++++ Task inputs

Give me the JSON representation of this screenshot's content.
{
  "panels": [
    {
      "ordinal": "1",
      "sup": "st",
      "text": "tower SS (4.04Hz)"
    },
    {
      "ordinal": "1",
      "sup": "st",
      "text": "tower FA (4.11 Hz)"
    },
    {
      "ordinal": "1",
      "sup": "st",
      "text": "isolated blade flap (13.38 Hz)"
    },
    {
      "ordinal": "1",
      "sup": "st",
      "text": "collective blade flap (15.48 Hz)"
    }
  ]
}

++++++++

Write out every line from the records above, word for word.

## Output below
Give me the JSON representation of this screenshot's content.
{
  "panels": [
    {
      "ordinal": "1",
      "sup": "st",
      "text": "tower SS (4.04Hz)"
    },
    {
      "ordinal": "1",
      "sup": "st",
      "text": "tower FA (4.11 Hz)"
    },
    {
      "ordinal": "1",
      "sup": "st",
      "text": "isolated blade flap (13.38 Hz)"
    },
    {
      "ordinal": "1",
      "sup": "st",
      "text": "collective blade flap (15.48 Hz)"
    }
  ]
}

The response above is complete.